- _Registros de dados_:
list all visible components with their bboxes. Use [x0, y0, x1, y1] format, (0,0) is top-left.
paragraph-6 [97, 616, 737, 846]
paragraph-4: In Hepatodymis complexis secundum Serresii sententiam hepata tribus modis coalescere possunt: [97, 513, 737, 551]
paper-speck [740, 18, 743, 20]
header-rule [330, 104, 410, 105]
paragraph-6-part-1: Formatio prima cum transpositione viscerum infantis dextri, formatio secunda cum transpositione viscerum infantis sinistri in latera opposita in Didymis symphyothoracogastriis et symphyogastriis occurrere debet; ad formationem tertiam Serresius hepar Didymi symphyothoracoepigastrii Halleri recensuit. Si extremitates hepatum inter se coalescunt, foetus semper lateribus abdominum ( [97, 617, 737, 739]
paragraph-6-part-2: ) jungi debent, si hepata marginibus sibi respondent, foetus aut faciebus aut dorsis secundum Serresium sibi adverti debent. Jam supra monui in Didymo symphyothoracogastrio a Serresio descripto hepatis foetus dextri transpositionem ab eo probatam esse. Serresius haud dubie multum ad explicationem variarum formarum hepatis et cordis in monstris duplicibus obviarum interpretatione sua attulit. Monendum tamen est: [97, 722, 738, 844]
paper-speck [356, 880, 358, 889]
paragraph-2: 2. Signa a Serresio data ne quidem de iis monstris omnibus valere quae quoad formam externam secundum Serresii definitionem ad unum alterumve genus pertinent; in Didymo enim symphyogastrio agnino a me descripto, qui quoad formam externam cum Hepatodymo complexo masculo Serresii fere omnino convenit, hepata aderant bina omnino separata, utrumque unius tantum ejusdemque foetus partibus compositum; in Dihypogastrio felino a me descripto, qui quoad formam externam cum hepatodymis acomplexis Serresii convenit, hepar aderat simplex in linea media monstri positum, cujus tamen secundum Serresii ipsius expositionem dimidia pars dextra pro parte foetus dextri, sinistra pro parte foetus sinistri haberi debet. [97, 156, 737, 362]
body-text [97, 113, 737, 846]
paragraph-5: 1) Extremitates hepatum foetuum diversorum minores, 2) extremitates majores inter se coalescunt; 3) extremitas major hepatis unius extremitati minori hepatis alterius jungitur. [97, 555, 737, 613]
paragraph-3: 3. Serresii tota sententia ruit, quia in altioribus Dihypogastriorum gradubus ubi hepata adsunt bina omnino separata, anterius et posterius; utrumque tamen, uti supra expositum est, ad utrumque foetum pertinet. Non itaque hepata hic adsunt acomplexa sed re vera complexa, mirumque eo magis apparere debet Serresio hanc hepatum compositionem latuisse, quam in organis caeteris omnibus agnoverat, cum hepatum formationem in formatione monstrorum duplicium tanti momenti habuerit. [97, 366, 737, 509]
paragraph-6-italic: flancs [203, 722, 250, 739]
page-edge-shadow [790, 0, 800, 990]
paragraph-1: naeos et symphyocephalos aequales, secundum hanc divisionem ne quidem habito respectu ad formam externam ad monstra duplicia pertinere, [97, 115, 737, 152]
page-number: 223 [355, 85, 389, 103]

* * *

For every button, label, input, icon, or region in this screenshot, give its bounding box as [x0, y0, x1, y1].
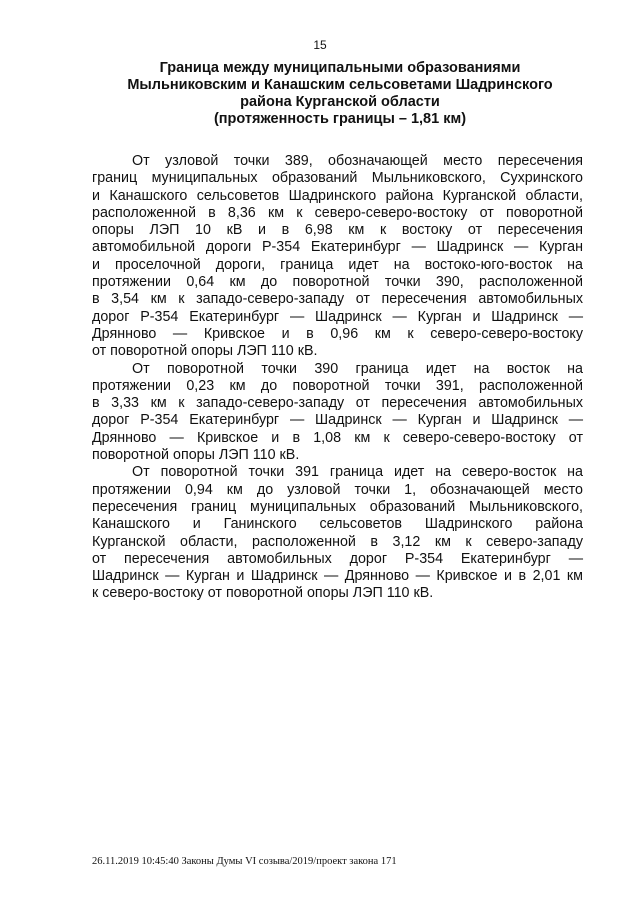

...

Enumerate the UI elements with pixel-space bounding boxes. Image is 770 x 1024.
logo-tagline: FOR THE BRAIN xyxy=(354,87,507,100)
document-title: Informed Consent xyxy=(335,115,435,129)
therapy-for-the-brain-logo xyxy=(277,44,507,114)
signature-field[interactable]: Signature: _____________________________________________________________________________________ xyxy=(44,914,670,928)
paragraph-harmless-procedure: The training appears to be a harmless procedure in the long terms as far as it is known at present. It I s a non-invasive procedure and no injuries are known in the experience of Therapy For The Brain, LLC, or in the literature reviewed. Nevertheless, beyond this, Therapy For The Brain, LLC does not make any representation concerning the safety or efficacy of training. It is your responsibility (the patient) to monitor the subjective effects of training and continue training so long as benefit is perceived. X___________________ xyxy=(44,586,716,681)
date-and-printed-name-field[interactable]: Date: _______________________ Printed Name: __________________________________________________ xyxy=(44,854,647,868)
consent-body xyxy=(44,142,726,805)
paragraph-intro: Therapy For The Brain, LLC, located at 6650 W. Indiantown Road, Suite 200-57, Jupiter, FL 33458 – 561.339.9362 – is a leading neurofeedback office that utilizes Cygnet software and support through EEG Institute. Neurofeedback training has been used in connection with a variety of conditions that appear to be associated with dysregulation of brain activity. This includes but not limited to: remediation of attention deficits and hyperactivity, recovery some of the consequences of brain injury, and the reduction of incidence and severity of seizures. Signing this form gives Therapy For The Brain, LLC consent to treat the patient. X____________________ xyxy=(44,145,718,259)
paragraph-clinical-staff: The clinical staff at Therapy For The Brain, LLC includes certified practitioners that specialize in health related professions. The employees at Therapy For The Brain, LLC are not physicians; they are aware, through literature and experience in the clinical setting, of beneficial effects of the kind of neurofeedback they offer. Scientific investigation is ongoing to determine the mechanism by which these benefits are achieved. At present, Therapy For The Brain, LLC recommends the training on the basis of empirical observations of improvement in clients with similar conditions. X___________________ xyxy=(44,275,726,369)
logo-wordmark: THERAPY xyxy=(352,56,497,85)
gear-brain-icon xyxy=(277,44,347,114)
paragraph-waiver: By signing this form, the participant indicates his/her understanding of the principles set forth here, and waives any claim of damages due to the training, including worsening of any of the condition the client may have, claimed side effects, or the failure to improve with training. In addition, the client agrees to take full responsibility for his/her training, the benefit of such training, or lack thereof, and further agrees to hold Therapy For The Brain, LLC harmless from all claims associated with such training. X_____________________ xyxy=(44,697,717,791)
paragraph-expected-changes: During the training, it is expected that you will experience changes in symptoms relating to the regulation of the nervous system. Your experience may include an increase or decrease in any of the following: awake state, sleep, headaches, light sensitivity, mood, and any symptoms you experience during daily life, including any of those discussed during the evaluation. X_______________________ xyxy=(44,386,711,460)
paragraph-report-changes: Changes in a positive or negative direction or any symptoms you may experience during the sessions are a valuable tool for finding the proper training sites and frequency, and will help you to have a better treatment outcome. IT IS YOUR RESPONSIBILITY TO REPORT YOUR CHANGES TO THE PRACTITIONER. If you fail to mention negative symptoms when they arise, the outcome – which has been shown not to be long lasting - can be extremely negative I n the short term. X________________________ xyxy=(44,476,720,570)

- _Solicitação escrita_: Transcreva sem nenhuma alteração as linhas dos registros acima que vão da linha que contém "list all visible" até a linha que contém "header-rule [330, 104, 410, 105]", ambas incluídas.

- _Resposta do exercício_:
list all visible components with their bboxes. Use [x0, y0, x1, y1] format, (0,0) is top-left.
paragraph-6 [97, 616, 737, 846]
paragraph-4: In Hepatodymis complexis secundum Serresii sententiam hepata tribus modis coalescere possunt: [97, 513, 737, 551]
paper-speck [740, 18, 743, 20]
header-rule [330, 104, 410, 105]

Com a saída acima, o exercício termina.